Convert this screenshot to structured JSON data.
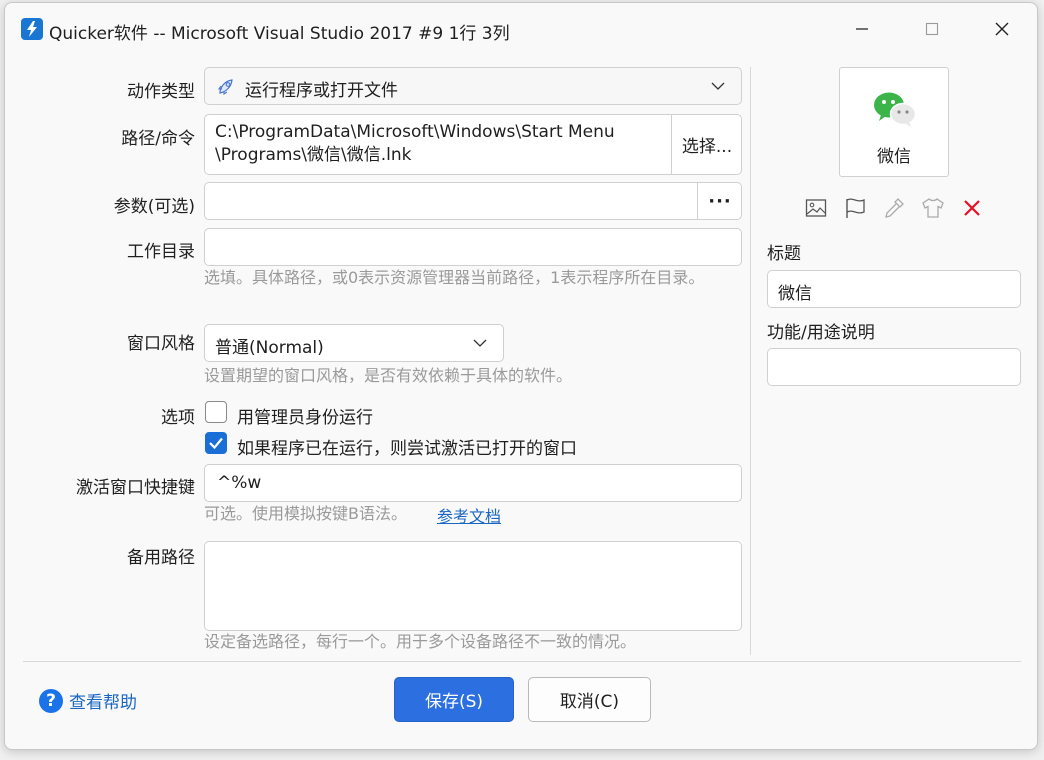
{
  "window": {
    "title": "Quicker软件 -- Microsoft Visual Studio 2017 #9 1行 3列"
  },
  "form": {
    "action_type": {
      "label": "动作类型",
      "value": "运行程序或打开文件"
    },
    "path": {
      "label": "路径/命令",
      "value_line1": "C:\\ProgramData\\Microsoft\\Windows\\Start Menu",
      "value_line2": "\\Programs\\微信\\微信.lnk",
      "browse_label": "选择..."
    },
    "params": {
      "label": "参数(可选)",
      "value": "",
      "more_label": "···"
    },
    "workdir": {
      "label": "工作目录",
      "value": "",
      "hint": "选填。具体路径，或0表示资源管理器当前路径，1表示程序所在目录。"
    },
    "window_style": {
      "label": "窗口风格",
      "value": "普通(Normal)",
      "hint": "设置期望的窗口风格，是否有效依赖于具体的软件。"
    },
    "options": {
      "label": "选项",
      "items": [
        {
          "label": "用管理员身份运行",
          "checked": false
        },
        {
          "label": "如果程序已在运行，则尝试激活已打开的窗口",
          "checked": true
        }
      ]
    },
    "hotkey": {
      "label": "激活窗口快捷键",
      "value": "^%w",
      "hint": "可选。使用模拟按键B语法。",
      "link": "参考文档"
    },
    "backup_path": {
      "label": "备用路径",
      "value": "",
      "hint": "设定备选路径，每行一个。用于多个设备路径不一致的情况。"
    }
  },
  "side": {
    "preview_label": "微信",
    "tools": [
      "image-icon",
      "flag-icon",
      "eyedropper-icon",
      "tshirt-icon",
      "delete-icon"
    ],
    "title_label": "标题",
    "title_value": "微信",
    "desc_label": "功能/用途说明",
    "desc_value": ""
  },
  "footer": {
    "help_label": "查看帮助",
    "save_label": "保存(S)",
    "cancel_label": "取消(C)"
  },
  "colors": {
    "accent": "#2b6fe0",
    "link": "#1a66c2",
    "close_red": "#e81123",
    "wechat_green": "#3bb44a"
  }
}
* * * * * * *
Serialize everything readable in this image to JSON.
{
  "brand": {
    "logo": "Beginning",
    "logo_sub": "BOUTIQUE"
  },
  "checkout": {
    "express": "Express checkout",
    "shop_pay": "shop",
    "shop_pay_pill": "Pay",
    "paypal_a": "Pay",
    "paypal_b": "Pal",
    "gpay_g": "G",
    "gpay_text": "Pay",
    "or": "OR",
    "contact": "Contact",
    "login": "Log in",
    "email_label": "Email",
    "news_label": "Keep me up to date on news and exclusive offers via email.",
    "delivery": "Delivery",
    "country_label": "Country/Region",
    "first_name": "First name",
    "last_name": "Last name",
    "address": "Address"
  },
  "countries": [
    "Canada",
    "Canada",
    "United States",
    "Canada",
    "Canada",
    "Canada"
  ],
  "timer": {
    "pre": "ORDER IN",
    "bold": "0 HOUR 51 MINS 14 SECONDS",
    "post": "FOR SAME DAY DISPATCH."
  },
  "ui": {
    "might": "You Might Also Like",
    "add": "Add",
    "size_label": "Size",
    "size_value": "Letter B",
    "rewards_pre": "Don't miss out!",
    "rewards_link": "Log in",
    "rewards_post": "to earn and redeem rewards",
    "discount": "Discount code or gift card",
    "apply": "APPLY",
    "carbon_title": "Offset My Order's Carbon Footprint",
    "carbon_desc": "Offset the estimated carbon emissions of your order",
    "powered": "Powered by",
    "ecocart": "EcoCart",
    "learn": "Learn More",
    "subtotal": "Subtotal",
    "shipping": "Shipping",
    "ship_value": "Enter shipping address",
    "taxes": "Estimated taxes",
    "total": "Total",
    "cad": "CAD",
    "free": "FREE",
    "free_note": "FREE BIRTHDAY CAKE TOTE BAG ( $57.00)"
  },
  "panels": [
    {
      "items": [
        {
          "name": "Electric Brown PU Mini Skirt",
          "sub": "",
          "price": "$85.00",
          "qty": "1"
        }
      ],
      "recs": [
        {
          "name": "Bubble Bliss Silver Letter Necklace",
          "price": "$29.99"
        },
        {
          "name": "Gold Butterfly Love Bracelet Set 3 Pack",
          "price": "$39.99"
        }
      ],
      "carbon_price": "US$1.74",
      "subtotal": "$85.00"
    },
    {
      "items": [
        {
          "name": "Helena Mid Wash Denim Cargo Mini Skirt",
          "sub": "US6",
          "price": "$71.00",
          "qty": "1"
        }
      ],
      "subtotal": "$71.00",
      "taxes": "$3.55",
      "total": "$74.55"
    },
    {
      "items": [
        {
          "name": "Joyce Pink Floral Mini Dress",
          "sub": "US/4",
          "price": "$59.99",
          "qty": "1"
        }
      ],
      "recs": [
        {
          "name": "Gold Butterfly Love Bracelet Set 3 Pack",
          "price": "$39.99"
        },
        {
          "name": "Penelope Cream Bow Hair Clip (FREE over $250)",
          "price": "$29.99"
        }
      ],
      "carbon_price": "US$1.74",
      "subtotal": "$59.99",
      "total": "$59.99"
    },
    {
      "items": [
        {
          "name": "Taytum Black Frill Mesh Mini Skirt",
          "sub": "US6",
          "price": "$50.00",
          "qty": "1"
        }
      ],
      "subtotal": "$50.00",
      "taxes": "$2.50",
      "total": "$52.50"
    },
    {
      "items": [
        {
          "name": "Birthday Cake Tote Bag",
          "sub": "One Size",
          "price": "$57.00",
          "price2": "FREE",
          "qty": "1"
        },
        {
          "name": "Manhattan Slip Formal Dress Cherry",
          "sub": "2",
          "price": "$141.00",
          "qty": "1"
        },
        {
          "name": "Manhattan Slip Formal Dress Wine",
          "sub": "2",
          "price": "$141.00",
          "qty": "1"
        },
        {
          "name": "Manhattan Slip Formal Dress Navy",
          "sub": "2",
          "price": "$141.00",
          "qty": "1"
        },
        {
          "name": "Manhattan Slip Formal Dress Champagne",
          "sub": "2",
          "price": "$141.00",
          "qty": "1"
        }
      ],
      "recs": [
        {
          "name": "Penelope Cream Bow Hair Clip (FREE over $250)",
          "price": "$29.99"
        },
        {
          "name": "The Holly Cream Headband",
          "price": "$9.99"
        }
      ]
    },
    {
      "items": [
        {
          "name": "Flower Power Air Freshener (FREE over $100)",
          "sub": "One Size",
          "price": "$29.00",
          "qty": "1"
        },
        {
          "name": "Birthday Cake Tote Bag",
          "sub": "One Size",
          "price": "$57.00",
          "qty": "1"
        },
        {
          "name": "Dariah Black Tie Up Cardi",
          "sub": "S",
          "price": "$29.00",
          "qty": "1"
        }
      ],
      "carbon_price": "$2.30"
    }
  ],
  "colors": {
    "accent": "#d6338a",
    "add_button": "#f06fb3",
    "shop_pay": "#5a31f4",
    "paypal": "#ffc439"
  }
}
* * * * * * *
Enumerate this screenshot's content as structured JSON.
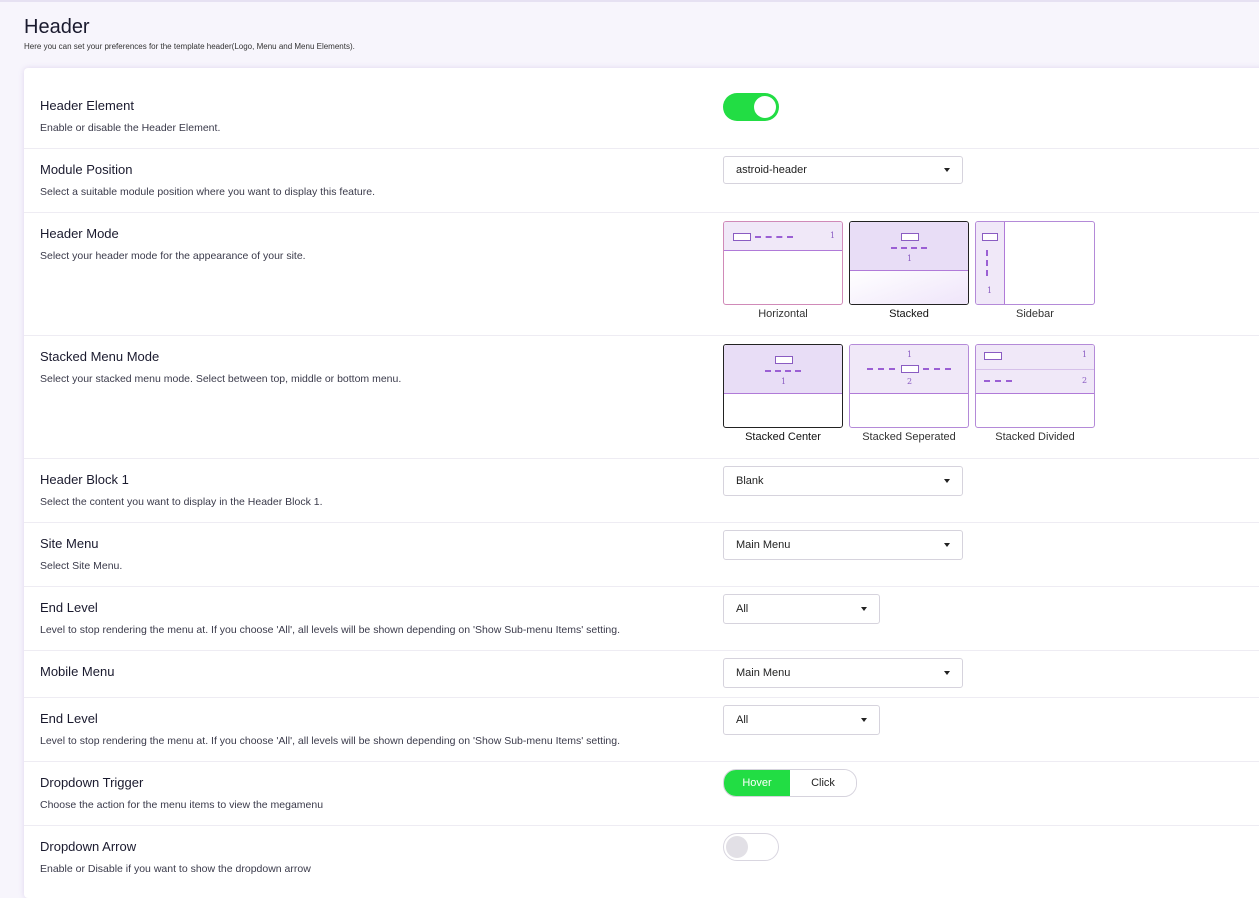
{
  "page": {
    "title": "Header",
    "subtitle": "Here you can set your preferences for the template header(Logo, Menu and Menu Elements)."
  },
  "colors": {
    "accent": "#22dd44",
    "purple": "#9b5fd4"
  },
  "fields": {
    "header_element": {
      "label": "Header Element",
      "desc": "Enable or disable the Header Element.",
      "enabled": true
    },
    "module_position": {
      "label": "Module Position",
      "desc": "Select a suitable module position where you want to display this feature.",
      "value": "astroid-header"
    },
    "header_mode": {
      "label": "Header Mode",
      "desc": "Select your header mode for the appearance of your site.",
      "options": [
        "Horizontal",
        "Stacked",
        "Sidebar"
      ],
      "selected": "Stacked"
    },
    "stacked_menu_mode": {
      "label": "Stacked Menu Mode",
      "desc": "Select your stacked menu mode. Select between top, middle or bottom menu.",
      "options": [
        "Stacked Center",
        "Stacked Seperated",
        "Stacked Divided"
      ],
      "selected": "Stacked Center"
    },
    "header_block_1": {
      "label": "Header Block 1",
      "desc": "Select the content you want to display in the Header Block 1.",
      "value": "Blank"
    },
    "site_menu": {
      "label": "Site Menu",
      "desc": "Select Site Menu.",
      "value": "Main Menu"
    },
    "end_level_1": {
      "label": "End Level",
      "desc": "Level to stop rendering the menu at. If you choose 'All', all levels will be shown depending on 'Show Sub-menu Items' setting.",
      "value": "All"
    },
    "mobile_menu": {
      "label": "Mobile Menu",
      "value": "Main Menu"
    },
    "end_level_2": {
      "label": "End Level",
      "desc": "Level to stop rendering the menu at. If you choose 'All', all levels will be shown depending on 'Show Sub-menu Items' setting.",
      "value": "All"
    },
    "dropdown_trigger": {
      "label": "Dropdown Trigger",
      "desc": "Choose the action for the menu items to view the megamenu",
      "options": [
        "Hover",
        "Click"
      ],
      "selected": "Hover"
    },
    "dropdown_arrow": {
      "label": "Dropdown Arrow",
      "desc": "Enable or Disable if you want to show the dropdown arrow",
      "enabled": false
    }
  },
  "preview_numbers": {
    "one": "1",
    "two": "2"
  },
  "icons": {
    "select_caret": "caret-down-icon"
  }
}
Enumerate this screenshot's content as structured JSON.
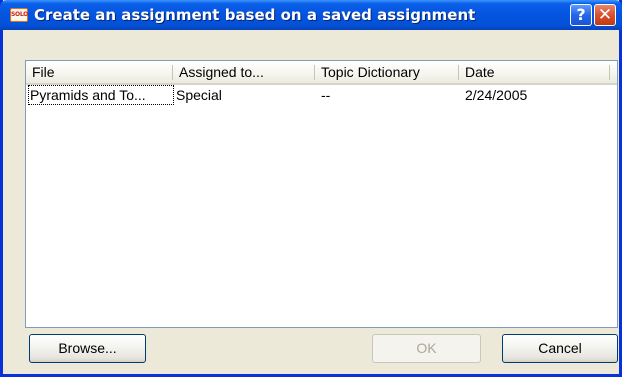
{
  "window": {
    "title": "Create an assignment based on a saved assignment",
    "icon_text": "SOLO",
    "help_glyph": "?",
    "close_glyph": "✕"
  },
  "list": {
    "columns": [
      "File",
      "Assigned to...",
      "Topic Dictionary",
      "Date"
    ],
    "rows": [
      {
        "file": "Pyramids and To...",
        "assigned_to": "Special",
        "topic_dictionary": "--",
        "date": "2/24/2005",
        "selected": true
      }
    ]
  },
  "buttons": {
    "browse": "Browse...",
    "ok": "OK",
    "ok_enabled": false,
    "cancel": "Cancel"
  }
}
* * * * * * *
TASK PROMPT:
Show each line in the entries that holds the string "JSON".

OUTPUT FOR THIS TASK:
Convert this screenshot to structured JSON data.
Serialize everything readable in this image to JSON.
Enumerate this screenshot's content as structured JSON.
Enumerate this screenshot's content as structured JSON.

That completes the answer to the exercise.